[Stored entries]
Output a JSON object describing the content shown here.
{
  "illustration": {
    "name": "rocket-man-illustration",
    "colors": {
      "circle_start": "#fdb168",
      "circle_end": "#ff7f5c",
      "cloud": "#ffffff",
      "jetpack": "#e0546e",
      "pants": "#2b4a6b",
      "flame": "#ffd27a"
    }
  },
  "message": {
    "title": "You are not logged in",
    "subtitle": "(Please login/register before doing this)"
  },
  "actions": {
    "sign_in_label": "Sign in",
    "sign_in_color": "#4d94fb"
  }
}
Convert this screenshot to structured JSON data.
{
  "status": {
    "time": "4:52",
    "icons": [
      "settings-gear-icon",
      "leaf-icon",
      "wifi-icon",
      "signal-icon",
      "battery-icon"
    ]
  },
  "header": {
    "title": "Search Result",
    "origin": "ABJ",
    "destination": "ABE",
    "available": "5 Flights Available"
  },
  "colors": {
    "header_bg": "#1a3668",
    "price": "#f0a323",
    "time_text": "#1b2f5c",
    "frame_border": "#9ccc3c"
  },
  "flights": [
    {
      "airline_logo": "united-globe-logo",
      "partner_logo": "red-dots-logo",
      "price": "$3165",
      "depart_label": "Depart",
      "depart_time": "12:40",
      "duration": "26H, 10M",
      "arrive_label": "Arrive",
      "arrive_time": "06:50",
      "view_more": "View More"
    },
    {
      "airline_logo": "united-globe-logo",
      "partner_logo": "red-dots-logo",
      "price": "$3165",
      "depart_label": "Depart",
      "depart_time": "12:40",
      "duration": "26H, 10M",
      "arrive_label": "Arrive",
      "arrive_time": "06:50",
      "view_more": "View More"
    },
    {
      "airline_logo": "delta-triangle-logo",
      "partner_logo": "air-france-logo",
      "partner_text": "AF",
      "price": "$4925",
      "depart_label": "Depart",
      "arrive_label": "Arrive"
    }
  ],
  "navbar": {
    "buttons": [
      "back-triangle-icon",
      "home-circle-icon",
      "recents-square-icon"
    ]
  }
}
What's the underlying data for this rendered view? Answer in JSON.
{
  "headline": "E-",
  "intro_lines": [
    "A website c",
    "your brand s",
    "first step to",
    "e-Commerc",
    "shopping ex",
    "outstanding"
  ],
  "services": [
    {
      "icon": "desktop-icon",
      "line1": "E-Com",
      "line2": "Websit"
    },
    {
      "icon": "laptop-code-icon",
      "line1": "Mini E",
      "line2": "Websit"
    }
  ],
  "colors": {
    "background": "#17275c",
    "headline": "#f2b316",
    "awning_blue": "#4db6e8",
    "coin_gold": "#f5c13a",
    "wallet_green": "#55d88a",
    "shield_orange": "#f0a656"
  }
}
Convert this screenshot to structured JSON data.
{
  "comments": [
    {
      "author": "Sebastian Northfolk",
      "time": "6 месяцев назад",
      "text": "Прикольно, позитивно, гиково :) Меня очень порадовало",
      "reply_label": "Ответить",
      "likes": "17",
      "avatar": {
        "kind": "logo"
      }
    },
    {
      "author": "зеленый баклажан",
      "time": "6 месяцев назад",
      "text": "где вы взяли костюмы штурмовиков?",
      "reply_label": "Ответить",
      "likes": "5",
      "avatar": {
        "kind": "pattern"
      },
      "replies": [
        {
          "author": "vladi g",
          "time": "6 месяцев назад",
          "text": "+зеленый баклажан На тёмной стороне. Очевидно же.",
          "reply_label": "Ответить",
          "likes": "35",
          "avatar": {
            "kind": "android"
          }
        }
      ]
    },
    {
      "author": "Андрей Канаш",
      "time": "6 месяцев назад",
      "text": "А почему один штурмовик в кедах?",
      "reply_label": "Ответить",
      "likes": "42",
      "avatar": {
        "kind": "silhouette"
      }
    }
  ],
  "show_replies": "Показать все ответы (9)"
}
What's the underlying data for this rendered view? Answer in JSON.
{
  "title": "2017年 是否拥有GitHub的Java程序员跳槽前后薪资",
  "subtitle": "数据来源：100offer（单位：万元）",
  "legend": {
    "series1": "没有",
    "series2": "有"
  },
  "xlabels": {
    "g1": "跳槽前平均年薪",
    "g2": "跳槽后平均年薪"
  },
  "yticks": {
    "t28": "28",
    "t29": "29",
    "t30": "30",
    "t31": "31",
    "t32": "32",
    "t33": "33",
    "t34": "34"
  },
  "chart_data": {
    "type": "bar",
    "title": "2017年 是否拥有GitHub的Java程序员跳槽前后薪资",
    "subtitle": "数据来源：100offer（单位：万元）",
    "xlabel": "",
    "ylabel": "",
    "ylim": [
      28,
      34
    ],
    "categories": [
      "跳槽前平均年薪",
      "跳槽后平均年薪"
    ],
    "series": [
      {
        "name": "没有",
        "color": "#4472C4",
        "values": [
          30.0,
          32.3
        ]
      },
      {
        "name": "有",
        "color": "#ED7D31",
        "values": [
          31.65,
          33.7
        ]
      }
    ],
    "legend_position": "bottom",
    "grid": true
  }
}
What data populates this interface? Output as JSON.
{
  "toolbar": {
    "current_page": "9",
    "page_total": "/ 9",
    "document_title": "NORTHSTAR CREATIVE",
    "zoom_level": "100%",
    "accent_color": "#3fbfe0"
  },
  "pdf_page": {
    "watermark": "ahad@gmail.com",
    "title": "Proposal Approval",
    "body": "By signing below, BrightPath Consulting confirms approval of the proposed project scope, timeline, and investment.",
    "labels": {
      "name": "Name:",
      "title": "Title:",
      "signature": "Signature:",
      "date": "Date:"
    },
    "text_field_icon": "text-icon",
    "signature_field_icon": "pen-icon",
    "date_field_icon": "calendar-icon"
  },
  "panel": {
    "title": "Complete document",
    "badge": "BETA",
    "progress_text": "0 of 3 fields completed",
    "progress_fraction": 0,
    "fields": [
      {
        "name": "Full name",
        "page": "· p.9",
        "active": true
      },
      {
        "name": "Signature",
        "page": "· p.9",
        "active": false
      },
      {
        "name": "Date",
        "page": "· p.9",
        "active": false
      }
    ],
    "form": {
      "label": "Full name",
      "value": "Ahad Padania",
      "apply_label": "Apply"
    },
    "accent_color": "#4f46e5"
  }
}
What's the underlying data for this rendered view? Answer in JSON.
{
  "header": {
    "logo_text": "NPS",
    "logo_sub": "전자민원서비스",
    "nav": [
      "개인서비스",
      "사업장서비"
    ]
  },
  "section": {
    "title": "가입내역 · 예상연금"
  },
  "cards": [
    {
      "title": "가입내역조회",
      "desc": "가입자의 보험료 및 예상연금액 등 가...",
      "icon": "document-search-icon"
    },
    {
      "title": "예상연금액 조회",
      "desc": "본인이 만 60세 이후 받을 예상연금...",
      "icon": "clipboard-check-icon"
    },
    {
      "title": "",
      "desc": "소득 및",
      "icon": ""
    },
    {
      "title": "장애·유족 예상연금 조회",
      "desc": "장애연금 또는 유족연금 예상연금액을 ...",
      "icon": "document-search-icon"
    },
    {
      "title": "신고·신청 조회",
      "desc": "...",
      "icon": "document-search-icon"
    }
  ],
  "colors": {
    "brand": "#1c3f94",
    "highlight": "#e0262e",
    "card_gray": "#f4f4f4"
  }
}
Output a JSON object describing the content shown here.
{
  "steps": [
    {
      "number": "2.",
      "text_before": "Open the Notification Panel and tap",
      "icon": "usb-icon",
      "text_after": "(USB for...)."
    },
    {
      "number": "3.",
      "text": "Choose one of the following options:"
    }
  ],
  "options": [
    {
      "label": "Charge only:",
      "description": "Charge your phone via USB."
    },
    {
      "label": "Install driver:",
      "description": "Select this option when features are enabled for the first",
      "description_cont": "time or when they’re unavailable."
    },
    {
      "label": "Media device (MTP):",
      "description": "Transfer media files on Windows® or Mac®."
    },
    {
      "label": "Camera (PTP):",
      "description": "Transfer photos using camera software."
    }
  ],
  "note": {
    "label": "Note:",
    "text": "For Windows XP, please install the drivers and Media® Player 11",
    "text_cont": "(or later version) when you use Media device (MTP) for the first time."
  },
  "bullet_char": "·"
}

** Brief **
Considering only the records above, state the number of lines that include the word "triangle", with nothing added.

** Response to the exercise **
2